▸ **Exercise details**: Gather every line in the rows below that contains the word "elements", matching its case exactly.

+---+

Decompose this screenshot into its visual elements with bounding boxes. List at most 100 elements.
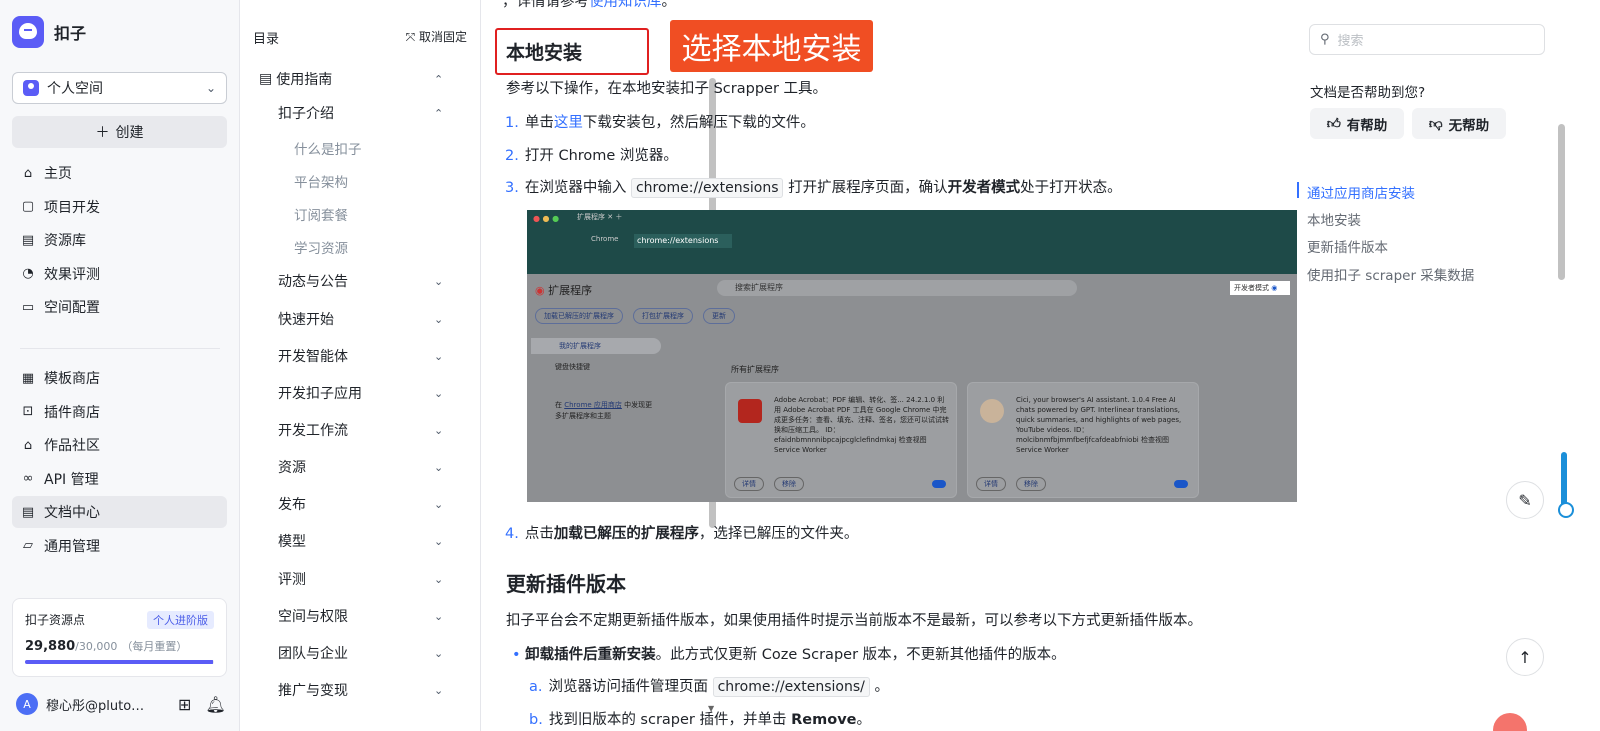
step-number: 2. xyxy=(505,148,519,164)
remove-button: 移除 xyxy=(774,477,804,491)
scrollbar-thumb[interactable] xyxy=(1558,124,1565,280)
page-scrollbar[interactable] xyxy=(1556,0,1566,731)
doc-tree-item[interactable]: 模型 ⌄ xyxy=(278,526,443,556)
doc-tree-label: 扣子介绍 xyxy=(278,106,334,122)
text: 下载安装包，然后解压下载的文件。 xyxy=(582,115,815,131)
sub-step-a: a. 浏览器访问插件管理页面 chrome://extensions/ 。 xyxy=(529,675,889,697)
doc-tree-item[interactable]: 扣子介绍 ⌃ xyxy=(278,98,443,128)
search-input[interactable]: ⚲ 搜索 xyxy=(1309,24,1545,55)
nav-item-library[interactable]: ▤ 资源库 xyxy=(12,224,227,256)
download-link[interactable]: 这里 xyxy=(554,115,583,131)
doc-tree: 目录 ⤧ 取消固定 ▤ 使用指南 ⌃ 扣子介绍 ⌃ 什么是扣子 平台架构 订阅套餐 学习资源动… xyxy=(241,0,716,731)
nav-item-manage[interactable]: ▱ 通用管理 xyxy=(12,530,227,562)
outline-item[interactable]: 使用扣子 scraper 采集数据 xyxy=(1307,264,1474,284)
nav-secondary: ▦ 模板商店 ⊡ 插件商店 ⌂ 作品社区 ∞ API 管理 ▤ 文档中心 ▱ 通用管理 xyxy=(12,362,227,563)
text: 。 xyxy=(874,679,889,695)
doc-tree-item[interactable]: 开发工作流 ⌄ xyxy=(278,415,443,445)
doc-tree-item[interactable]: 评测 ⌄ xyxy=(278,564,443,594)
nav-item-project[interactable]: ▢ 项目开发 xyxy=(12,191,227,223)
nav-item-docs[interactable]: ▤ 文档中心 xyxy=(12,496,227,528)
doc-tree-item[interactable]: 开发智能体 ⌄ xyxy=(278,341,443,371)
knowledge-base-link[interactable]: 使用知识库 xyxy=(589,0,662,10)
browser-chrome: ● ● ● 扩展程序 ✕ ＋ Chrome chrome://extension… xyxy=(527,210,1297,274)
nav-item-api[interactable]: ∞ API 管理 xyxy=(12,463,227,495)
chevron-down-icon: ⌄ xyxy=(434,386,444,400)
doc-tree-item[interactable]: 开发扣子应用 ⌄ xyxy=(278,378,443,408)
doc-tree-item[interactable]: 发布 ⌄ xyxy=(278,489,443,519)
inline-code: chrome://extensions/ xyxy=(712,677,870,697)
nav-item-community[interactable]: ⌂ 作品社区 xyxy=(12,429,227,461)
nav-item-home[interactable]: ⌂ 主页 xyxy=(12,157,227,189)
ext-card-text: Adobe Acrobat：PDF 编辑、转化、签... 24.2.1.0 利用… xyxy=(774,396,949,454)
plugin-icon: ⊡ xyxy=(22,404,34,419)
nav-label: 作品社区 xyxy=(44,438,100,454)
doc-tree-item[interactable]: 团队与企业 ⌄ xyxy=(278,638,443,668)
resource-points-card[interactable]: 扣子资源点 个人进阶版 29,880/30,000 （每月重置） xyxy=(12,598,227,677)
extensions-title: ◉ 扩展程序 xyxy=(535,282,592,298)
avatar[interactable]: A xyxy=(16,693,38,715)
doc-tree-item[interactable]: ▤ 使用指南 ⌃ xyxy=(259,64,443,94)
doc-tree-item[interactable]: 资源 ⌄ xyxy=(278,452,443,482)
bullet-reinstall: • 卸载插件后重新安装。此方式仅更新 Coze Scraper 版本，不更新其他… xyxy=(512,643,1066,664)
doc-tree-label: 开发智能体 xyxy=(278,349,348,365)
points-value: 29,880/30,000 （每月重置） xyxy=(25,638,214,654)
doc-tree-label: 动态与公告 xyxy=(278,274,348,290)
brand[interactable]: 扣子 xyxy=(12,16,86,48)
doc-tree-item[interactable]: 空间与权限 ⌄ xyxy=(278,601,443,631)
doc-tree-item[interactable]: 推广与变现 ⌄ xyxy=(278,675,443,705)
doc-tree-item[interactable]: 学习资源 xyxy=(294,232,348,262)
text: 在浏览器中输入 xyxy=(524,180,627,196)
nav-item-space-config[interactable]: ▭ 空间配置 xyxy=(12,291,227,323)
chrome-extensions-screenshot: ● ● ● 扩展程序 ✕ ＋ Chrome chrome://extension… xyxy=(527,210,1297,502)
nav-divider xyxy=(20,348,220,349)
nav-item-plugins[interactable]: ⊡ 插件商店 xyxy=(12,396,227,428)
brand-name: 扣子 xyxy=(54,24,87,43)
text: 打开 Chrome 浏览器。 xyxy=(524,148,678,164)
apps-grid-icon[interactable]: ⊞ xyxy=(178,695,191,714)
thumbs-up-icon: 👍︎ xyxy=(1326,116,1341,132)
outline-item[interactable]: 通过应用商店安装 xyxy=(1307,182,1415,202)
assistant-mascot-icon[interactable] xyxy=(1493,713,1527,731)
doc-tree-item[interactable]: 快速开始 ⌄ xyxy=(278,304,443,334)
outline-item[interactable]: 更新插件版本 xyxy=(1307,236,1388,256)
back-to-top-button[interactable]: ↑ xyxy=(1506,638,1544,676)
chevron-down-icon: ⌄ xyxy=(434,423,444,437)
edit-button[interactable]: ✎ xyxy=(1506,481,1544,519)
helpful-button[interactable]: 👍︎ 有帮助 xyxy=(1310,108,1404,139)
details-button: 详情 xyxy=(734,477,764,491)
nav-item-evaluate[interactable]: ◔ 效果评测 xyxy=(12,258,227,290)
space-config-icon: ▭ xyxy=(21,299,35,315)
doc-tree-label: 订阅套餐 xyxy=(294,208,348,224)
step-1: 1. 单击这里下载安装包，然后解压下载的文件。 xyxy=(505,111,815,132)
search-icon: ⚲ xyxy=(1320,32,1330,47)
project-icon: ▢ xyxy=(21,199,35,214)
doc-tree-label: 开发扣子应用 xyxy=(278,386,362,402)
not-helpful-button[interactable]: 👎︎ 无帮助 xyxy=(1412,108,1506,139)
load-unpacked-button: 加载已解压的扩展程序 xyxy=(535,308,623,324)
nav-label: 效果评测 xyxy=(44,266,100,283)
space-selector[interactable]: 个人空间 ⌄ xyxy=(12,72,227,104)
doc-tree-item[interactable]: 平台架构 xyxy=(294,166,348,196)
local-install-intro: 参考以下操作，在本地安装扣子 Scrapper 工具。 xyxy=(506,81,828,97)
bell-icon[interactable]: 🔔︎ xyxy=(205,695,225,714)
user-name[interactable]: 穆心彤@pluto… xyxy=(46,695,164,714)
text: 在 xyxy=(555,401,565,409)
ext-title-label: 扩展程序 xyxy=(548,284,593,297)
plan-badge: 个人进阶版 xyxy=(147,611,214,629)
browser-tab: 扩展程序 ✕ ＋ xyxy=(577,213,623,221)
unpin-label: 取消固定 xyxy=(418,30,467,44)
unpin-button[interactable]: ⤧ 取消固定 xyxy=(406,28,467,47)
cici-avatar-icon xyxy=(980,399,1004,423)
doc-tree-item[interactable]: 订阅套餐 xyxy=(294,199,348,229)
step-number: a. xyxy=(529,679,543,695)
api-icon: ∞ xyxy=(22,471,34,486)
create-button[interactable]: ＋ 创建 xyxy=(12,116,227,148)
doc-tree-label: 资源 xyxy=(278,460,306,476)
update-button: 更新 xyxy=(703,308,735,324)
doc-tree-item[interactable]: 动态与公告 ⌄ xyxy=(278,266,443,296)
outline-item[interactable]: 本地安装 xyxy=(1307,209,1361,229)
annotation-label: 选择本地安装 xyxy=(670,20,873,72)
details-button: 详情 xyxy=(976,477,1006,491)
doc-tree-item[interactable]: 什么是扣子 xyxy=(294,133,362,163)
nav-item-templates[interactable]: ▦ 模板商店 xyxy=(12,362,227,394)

+---+

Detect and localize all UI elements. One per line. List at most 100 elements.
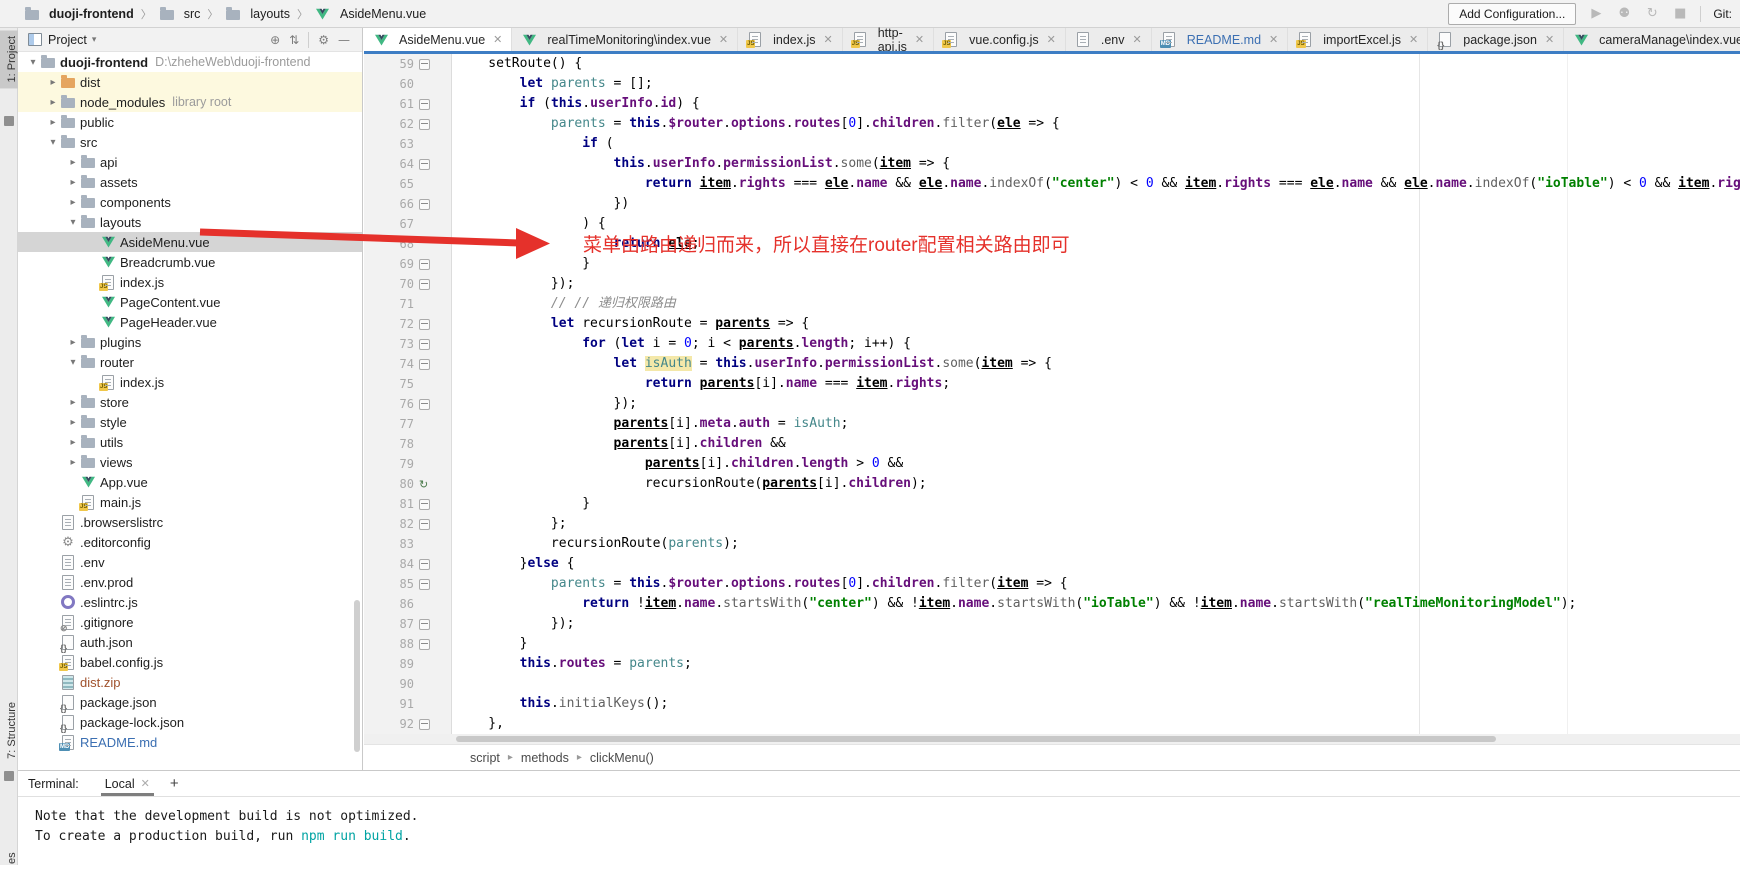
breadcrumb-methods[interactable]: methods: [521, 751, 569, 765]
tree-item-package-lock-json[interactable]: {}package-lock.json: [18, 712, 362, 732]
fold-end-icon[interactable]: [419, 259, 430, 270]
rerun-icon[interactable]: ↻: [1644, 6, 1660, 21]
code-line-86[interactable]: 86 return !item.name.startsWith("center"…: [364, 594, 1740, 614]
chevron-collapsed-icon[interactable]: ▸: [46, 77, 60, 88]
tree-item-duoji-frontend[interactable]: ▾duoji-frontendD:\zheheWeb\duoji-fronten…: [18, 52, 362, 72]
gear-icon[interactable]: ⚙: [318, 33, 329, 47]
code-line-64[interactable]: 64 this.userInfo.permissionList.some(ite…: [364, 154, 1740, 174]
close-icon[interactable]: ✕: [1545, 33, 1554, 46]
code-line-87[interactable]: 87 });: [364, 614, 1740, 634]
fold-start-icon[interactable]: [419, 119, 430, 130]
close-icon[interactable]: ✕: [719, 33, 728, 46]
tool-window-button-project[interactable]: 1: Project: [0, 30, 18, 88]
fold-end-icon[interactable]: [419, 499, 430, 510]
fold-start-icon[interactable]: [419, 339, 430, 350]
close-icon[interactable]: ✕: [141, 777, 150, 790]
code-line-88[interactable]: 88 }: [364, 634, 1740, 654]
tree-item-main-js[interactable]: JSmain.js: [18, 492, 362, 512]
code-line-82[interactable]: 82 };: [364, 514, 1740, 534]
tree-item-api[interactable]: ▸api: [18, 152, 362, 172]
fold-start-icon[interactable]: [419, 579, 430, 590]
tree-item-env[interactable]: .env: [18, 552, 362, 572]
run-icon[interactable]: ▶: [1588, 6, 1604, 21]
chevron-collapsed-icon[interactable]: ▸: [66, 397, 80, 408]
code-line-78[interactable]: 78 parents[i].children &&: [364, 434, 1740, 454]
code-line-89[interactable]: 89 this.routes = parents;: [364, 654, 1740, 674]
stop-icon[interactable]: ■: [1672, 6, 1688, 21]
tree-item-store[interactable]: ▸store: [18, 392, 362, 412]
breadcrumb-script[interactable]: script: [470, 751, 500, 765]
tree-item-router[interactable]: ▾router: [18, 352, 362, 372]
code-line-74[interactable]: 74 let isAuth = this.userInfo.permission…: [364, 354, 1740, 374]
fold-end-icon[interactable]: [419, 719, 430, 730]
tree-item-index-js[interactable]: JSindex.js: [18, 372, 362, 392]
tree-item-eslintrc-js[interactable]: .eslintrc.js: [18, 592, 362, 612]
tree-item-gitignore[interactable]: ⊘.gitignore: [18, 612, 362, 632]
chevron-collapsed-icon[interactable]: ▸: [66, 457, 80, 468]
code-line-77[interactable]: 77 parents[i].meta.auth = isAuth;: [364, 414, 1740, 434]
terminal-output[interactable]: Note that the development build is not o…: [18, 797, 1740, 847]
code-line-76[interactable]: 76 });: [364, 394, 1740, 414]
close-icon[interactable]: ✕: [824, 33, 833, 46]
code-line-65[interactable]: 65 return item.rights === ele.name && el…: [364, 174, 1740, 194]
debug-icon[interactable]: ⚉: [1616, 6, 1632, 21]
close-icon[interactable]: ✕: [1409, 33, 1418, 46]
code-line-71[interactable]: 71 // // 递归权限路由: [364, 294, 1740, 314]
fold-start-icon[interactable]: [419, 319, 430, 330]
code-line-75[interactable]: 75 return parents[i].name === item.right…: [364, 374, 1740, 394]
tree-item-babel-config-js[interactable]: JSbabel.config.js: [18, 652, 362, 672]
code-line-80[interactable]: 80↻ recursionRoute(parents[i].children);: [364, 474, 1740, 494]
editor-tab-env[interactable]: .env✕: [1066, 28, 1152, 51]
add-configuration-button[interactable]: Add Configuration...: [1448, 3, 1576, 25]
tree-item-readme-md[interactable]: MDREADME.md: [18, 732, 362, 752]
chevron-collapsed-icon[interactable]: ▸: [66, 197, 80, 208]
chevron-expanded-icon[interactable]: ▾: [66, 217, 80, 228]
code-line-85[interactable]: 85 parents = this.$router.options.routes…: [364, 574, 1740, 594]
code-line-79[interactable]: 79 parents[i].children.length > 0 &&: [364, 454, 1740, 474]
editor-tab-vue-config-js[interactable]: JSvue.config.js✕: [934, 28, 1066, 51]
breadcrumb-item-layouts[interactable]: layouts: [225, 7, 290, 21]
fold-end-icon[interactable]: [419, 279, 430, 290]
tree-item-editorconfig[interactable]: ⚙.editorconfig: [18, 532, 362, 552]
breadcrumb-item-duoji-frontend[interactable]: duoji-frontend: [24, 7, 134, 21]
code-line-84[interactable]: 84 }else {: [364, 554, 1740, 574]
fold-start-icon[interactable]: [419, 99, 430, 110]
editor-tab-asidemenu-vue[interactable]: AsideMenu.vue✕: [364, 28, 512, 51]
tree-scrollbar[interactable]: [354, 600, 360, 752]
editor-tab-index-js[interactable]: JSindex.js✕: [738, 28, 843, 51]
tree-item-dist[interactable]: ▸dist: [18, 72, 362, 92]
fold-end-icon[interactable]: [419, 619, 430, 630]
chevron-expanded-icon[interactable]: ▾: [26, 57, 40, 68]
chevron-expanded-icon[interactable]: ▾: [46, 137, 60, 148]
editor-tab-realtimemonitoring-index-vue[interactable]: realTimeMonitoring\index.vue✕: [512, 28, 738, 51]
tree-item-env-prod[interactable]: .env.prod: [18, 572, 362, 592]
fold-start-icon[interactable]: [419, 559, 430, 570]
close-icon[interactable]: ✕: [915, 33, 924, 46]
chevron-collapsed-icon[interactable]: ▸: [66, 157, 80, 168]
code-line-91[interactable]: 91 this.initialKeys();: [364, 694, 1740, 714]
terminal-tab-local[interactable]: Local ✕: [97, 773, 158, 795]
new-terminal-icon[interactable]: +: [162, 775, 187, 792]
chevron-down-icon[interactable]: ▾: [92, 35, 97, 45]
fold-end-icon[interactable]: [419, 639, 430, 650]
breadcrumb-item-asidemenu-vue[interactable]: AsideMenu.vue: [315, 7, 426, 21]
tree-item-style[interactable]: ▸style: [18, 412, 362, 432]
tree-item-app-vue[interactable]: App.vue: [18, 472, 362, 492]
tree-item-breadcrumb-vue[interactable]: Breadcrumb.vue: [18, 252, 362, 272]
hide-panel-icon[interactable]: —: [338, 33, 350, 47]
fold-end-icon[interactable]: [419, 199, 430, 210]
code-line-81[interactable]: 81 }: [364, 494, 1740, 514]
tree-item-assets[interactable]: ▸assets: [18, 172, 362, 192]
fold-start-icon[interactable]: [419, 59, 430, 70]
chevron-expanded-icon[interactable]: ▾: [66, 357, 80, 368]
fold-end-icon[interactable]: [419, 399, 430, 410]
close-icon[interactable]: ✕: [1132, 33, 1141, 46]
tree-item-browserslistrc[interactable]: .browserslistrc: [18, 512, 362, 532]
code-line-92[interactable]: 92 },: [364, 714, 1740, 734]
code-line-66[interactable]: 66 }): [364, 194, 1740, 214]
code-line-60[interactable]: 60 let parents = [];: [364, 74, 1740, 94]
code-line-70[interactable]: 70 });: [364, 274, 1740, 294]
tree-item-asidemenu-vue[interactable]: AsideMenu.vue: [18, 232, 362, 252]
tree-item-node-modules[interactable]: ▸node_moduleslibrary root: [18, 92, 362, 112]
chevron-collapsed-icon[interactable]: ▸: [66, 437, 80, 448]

+---+

▸ **Result for this exercise**:
Decompose this screenshot into its visual elements with bounding boxes. List at most 100 elements.
Detect and localize all UI elements. One per line. List at most 100 elements.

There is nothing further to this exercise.